====== RECORDS SHOWN
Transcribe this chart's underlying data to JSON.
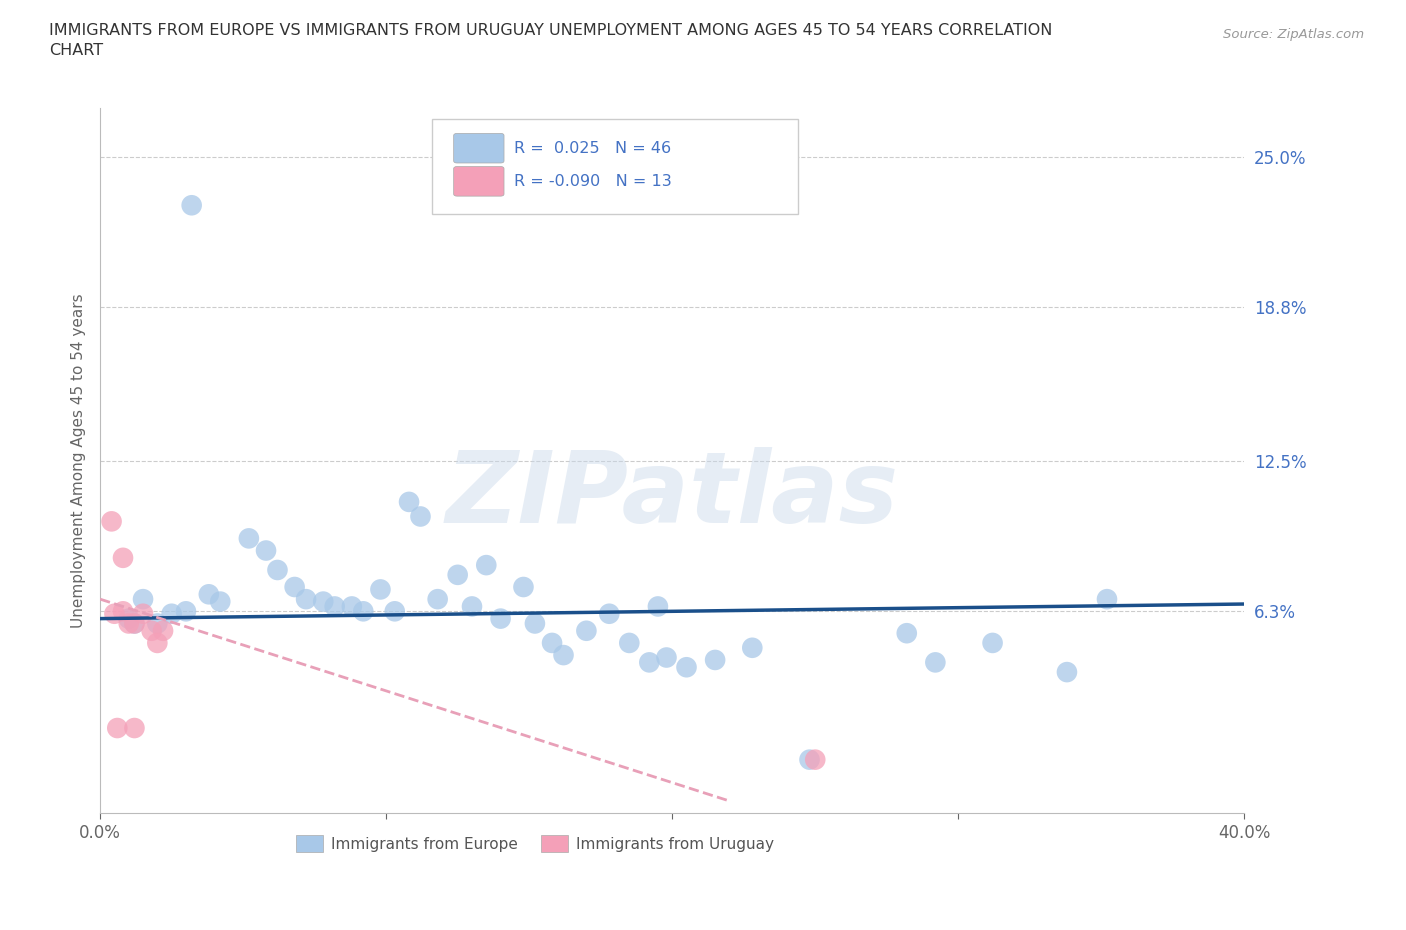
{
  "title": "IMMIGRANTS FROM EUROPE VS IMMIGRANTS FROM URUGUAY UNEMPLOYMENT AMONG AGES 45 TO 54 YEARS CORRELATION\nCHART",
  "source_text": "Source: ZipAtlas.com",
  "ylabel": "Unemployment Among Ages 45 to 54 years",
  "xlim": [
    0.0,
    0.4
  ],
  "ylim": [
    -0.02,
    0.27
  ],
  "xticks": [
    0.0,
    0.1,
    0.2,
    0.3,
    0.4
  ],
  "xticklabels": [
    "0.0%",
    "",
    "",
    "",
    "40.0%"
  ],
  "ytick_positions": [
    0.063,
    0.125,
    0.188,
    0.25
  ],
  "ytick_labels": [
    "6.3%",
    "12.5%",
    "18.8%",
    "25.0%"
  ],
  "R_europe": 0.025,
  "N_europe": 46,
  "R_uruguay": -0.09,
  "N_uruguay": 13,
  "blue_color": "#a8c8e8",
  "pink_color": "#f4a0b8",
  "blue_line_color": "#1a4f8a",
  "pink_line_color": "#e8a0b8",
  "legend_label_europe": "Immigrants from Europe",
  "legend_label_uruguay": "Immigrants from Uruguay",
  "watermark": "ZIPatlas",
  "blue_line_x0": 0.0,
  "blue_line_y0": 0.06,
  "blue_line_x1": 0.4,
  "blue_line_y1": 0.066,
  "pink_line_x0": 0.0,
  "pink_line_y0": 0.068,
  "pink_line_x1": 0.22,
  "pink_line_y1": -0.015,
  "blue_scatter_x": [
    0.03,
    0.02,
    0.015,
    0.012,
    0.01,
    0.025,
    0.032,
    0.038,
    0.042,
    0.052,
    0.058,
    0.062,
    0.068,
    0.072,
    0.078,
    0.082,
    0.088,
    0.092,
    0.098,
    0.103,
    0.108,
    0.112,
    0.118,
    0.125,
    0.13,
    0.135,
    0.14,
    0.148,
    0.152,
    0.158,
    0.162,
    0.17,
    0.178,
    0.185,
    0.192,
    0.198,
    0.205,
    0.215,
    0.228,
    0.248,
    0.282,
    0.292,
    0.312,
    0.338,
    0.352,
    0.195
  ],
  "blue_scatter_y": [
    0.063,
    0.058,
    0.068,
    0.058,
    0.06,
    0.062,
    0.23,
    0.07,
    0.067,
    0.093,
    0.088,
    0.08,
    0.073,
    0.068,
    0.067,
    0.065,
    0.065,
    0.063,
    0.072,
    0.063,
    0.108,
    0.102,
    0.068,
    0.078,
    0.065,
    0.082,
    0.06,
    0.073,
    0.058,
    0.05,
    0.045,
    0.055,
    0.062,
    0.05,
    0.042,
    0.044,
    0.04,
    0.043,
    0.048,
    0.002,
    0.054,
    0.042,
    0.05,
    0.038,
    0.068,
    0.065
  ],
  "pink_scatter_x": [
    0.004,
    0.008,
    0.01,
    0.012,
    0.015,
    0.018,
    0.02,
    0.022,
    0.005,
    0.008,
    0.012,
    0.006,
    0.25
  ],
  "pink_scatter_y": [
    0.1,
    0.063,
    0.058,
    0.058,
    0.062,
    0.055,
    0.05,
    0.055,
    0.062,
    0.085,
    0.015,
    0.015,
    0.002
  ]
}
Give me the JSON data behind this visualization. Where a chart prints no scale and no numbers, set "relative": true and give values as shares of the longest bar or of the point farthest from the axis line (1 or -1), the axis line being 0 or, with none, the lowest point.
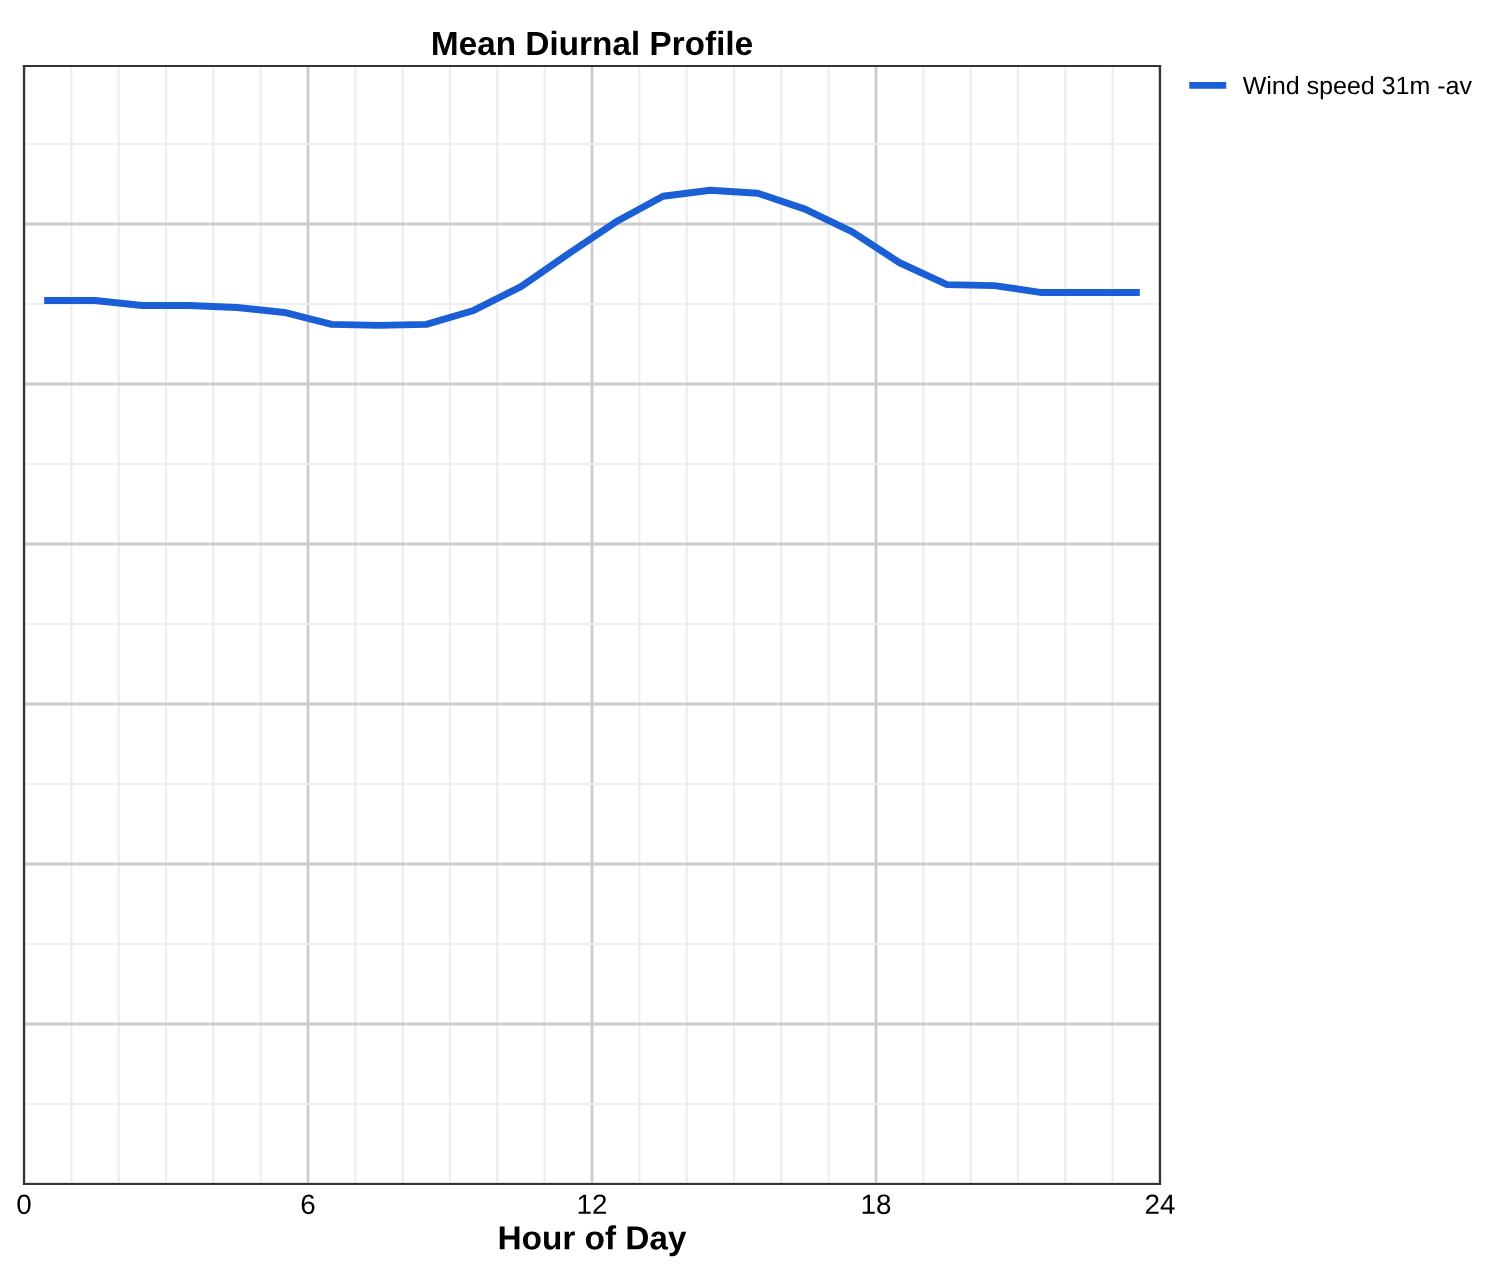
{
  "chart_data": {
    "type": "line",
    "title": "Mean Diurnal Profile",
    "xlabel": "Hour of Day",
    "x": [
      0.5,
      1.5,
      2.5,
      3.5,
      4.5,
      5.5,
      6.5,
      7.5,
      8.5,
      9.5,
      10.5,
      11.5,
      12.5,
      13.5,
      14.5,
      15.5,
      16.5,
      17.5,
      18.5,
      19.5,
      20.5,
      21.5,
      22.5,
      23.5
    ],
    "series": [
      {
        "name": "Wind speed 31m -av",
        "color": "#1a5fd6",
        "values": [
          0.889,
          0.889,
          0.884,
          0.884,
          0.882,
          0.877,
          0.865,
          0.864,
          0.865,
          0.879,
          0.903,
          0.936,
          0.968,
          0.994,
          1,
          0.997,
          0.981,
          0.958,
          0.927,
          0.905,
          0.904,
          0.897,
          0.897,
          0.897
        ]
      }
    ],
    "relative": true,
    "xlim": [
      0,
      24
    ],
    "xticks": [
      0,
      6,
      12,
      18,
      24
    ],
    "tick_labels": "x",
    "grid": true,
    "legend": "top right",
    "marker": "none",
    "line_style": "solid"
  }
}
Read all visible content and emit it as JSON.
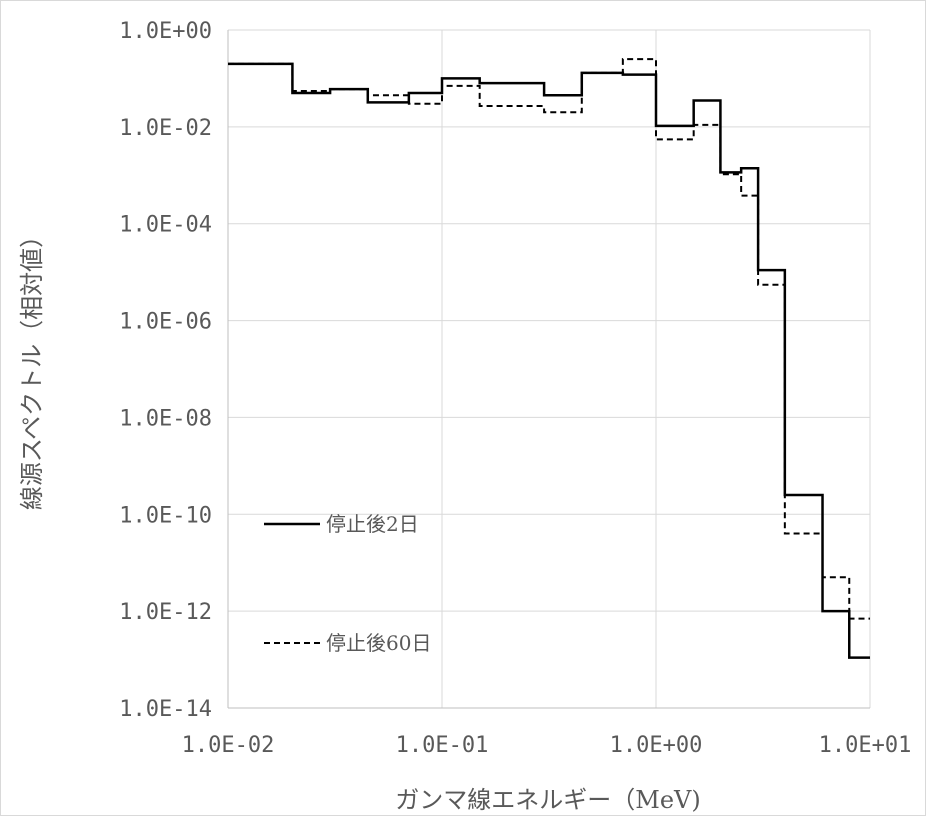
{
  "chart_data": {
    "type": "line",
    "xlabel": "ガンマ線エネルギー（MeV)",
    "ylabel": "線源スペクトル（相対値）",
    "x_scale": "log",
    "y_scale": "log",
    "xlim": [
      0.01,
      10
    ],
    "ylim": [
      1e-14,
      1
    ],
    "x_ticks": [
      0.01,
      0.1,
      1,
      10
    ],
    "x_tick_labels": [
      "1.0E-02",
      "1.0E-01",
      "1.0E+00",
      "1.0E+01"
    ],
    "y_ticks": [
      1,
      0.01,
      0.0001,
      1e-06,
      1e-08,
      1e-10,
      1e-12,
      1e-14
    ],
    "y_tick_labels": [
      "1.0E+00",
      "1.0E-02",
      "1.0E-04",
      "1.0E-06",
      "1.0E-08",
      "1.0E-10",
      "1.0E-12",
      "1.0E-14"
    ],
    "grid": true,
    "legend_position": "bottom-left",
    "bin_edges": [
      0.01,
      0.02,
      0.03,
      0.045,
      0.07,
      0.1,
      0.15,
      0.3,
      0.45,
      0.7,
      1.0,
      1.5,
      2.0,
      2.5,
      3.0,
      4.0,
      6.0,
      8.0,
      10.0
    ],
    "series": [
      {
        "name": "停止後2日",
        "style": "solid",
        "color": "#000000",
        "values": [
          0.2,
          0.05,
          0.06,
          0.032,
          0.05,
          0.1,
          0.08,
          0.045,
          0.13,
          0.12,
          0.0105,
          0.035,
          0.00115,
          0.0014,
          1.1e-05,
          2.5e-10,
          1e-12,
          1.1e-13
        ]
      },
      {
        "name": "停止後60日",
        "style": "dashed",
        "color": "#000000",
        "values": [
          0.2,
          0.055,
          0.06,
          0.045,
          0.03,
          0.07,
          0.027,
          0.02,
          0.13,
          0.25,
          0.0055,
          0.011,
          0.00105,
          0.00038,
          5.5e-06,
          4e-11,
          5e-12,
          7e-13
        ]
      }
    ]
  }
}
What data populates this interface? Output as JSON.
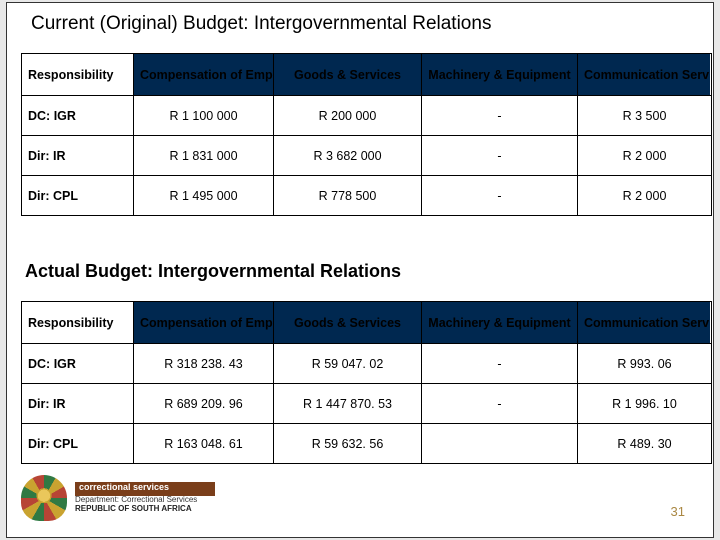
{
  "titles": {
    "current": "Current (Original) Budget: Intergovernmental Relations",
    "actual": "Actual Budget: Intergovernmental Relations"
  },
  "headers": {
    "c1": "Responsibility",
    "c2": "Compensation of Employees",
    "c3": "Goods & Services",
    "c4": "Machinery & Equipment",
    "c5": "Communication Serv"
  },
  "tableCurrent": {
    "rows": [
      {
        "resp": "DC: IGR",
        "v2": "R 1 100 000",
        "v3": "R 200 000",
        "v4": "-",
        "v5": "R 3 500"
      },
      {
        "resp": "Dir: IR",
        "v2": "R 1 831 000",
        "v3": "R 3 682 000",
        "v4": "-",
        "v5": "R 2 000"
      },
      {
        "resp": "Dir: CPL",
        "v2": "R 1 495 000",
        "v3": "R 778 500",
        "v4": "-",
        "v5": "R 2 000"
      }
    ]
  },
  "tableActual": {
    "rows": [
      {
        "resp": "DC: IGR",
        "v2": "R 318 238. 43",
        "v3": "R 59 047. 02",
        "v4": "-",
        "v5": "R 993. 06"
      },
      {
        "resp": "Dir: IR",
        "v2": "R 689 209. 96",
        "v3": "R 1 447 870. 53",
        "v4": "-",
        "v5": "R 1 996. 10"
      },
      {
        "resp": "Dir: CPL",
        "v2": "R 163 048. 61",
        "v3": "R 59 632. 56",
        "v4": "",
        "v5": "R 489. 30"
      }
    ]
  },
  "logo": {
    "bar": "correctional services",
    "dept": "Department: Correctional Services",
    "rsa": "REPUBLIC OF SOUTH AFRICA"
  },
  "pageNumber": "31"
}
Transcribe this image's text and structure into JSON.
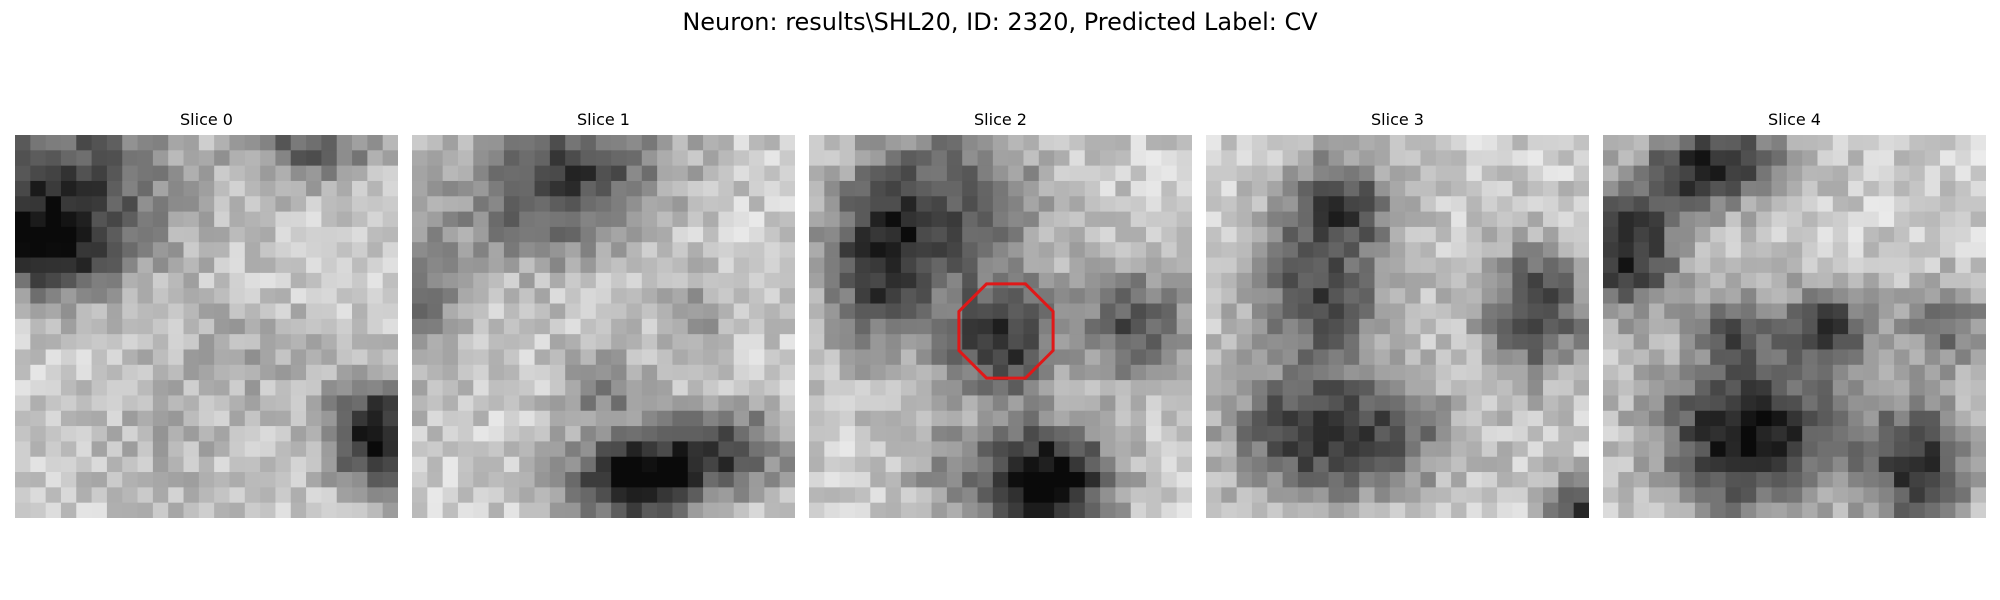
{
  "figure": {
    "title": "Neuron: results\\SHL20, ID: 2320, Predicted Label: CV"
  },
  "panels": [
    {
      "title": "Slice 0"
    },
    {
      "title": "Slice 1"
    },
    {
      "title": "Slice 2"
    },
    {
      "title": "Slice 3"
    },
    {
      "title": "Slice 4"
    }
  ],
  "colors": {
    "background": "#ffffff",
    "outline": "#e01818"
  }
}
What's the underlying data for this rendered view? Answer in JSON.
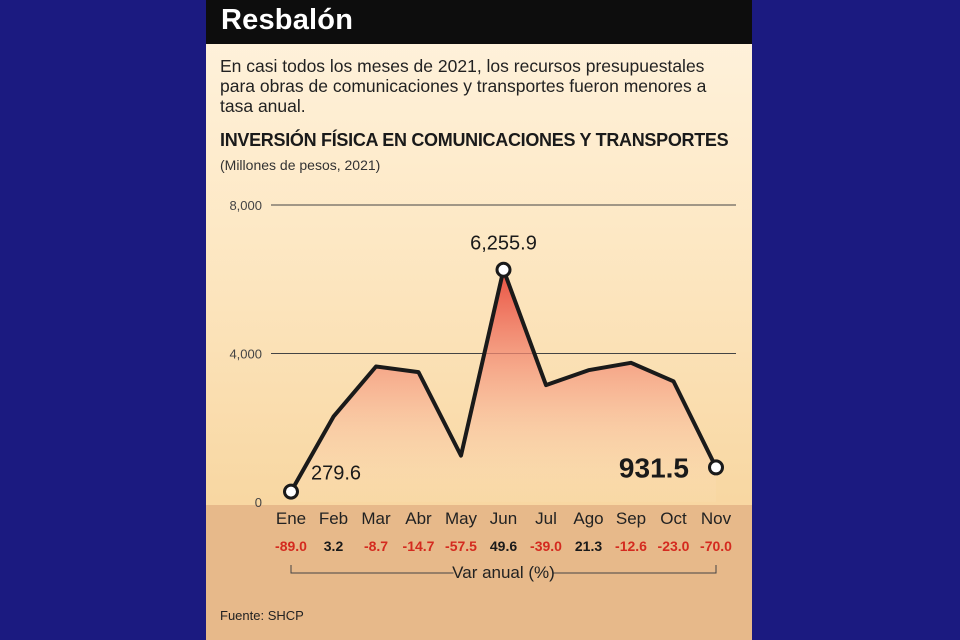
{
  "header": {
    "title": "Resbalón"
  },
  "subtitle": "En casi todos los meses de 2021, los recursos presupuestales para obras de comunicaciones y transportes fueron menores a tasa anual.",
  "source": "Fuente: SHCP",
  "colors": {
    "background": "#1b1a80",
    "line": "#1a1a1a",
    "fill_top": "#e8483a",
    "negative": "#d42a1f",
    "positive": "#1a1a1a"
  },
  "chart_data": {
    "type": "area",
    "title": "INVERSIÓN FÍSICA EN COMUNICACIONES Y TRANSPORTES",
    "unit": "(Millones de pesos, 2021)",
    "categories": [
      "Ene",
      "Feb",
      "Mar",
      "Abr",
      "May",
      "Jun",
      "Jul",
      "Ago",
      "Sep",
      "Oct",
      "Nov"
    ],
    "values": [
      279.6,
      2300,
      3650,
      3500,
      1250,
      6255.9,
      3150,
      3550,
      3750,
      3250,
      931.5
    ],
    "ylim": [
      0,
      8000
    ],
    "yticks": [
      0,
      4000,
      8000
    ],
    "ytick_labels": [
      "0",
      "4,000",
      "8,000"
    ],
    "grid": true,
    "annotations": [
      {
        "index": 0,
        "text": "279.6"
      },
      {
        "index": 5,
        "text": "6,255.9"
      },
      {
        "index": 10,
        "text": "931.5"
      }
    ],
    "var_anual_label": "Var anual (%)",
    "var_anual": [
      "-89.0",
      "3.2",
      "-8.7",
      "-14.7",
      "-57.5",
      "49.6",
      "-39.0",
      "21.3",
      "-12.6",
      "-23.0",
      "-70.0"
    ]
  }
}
============
■ DIRECTIVE: Write out an exact copy of the lines beginning at the line that contains "What's the underlying" and ending at the last line of the listing. Exclude pictures.

■ SOLUTION TO THE EXERCISE:
What's the underlying data for this rendered view? Answer in JSON.
{
  "header": {
    "title": "Resbalón"
  },
  "subtitle": "En casi todos los meses de 2021, los recursos presupuestales para obras de comunicaciones y transportes fueron menores a tasa anual.",
  "source": "Fuente: SHCP",
  "colors": {
    "background": "#1b1a80",
    "line": "#1a1a1a",
    "fill_top": "#e8483a",
    "negative": "#d42a1f",
    "positive": "#1a1a1a"
  },
  "chart_data": {
    "type": "area",
    "title": "INVERSIÓN FÍSICA EN COMUNICACIONES Y TRANSPORTES",
    "unit": "(Millones de pesos, 2021)",
    "categories": [
      "Ene",
      "Feb",
      "Mar",
      "Abr",
      "May",
      "Jun",
      "Jul",
      "Ago",
      "Sep",
      "Oct",
      "Nov"
    ],
    "values": [
      279.6,
      2300,
      3650,
      3500,
      1250,
      6255.9,
      3150,
      3550,
      3750,
      3250,
      931.5
    ],
    "ylim": [
      0,
      8000
    ],
    "yticks": [
      0,
      4000,
      8000
    ],
    "ytick_labels": [
      "0",
      "4,000",
      "8,000"
    ],
    "grid": true,
    "annotations": [
      {
        "index": 0,
        "text": "279.6"
      },
      {
        "index": 5,
        "text": "6,255.9"
      },
      {
        "index": 10,
        "text": "931.5"
      }
    ],
    "var_anual_label": "Var anual (%)",
    "var_anual": [
      "-89.0",
      "3.2",
      "-8.7",
      "-14.7",
      "-57.5",
      "49.6",
      "-39.0",
      "21.3",
      "-12.6",
      "-23.0",
      "-70.0"
    ]
  }
}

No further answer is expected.